Scan the data below and pick out the lines containing the word "обслуживанием".

* Given records:
──────
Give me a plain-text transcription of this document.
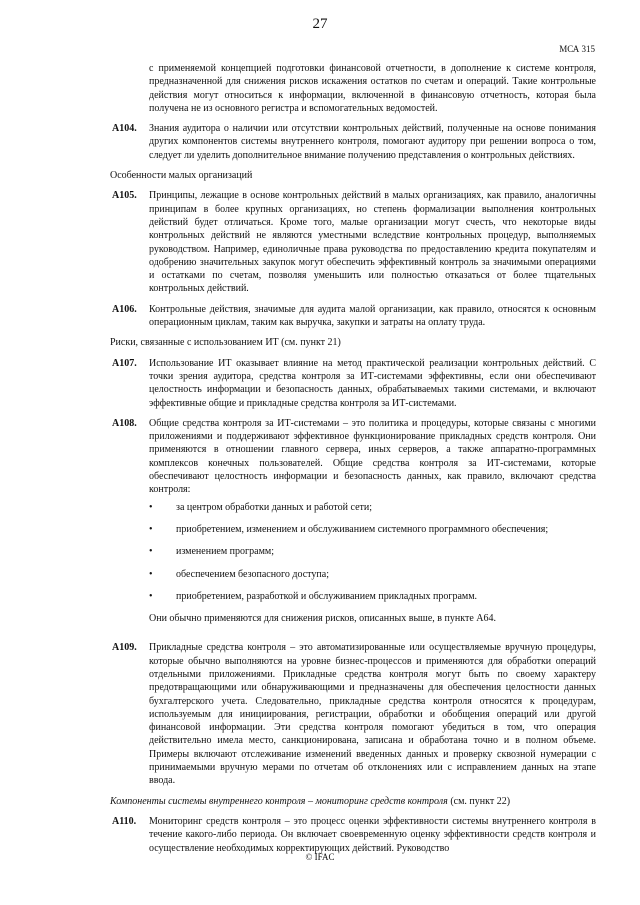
27
МСА 315
с применяемой концепцией подготовки финансовой отчетности, в дополнение к системе контроля, предназначенной для снижения рисков искажения остатков по счетам и операций. Такие контрольные действия могут относиться к информации, включенной в финансовую отчетность, которая была получена не из основного регистра и вспомогательных ведомостей.
A104.	Знания аудитора о наличии или отсутствии контрольных действий, полученные на основе понимания других компонентов системы внутреннего контроля, помогают аудитору при решении вопроса о том, следует ли уделить дополнительное внимание получению представления о контрольных действиях.
Особенности малых организаций
A105.	Принципы, лежащие в основе контрольных действий в малых организациях, как правило, аналогичны принципам в более крупных организациях, но степень формализации выполнения контрольных действий будет отличаться. Кроме того, малые организации могут счесть, что некоторые виды контрольных действий не являются уместными вследствие контрольных процедур, выполняемых руководством. Например, единоличные права руководства по предоставлению кредита покупателям и одобрению значительных закупок могут обеспечить эффективный контроль за значимыми операциями и остатками по счетам, позволяя уменьшить или полностью отказаться от более тщательных контрольных действий.
A106.	Контрольные действия, значимые для аудита малой организации, как правило, относятся к основным операционным циклам, таким как выручка, закупки и затраты на оплату труда.
Риски, связанные с использованием ИТ (см. пункт 21)
A107.	Использование ИТ оказывает влияние на метод практической реализации контрольных действий. С точки зрения аудитора, средства контроля за ИТ-системами эффективны, если они обеспечивают целостность информации и безопасность данных, обрабатываемых такими системами, и включают эффективные общие и прикладные средства контроля за ИТ-системами.
A108.	Общие средства контроля за ИТ-системами – это политика и процедуры, которые связаны с многими приложениями и поддерживают эффективное функционирование прикладных средств контроля. Они применяются в отношении главного сервера, иных серверов, а также аппаратно-программных комплексов конечных пользователей. Общие средства контроля за ИТ-системами, которые обеспечивают целостность информации и безопасность данных, как правило, включают средства контроля:
•	за центром обработки данных и работой сети;
•	приобретением, изменением и обслуживанием системного программного обеспечения;
•	изменением программ;
•	обеспечением безопасного доступа;
•	приобретением, разработкой и обслуживанием прикладных программ.
Они обычно применяются для снижения рисков, описанных выше, в пункте A64.
A109.	Прикладные средства контроля – это автоматизированные или осуществляемые вручную процедуры, которые обычно выполняются на уровне бизнес-процессов и применяются для обработки операций отдельными приложениями. Прикладные средства контроля могут быть по своему характеру предотвращающими или обнаруживающими и предназначены для обеспечения целостности данных бухгалтерского учета. Следовательно, прикладные средства контроля относятся к процедурам, используемым для инициирования, регистрации, обработки и обобщения операций или другой финансовой информации. Эти средства контроля помогают убедиться в том, что операция действительно имела место, санкционирована, записана и обработана точно и в полном объеме. Примеры включают отслеживание изменений введенных данных и проверку сквозной нумерации с принимаемыми вручную мерами по отчетам об отклонениях или с исправлением данных на этапе ввода.
Компоненты системы внутреннего контроля – мониторинг средств контроля (см. пункт 22)
A110.	Мониторинг средств контроля – это процесс оценки эффективности системы внутреннего контроля в течение какого-либо периода. Он включает своевременную оценку эффективности средств контроля и осуществление необходимых корректирующих действий. Руководство
© IFAC
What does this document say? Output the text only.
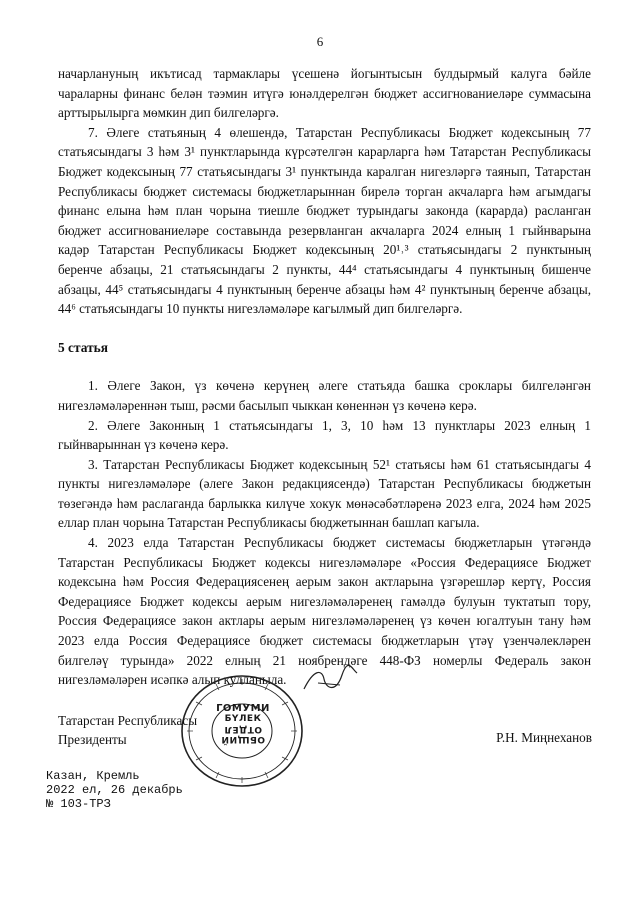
6

начарлануның икътисад тармаклары үсешенә йогынтысын булдырмый калуга бәйле чараларны финанс белән тәэмин итүгә юнәлдерелгән бюджет ассигнованиеләре суммасына арттырылырга мөмкин дип билгеләргә.

7. Әлеге статьяның 4 өлешендә, Татарстан Республикасы Бюджет кодексының 77 статьясындагы 3 һәм 3¹ пунктларында күрсәтелгән карарларга һәм Татарстан Республикасы Бюджет кодексының 77 статьясындагы 3¹ пунктында каралган нигезләргә таянып, Татарстан Республикасы бюджет системасы бюджетларыннан бирелә торган акчаларга һәм агымдагы финанс елына һәм план чорына тиешле бюджет турындагы законда (карарда) расланган бюджет ассигнованиеләре составында резервланган акчаларга 2024 елның 1 гыйнварына кадәр Татарстан Республикасы Бюджет кодексының 20¹˒³ статьясындагы 2 пунктының беренче абзацы, 21 статьясындагы 2 пункты, 44⁴ статьясындагы 4 пунктының бишенче абзацы, 44⁵ статьясындагы 4 пунктының беренче абзацы һәм 4² пунктының беренче абзацы, 44⁶ статьясындагы 10 пункты нигезләмәләре кагылмый дип билгеләргә.

5 статья

1. Әлеге Закон, үз көченә керүнең әлеге статьяда башка сроклары билгеләнгән нигезләмәләреннән тыш, рәсми басылып чыккан көненнән үз көченә керә.

2. Әлеге Законның 1 статьясындагы 1, 3, 10 һәм 13 пунктлары 2023 елның 1 гыйнварыннан үз көченә керә.

3. Татарстан Республикасы Бюджет кодексының 52¹ статьясы һәм 61 статьясындагы 4 пункты нигезләмәләре (әлеге Закон редакциясендә) Татарстан Республикасы бюджетын төзегәндә һәм раслаганда барлыкка килүче хокук мөнәсәбәтләренә 2023 елга, 2024 һәм 2025 еллар план чорына Татарстан Республикасы бюджетыннан башлап кагыла.

4. 2023 елда Татарстан Республикасы бюджет системасы бюджетларын үтәгәндә Татарстан Республикасы Бюджет кодексы нигезләмәләре «Россия Федерациясе Бюджет кодексына һәм Россия Федерациясенең аерым закон актларына үзгәрешләр кертү, Россия Федерациясе Бюджет кодексы аерым нигезләмәләренең гамәлдә булуын туктатып тору, Россия Федерациясе закон актлары аерым нигезләмәләренең үз көчен югалтуын тану һәм 2023 елда Россия Федерациясе бюджет системасы бюджетларын үтәү үзенчәлекләрен билгеләү турында» 2022 елның 21 ноябрендәге 448-ФЗ номерлы Федераль закон нигезләмәләрен исәпкә алып кулланыла.

ГОМУМИ
БҮЛЕК
ОТДЕЛ
ОБЩИЙ
Татарстан Республикасы
Президенты	Р.Н. Миңнеханов
Казан, Кремль
2022 ел, 26 декабрь
№ 103-ТРЗ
──────
* Correct answer:
•	приобретением, изменением и обслуживанием системного программного обеспечения;
•	приобретением, разработкой и обслуживанием прикладных программ.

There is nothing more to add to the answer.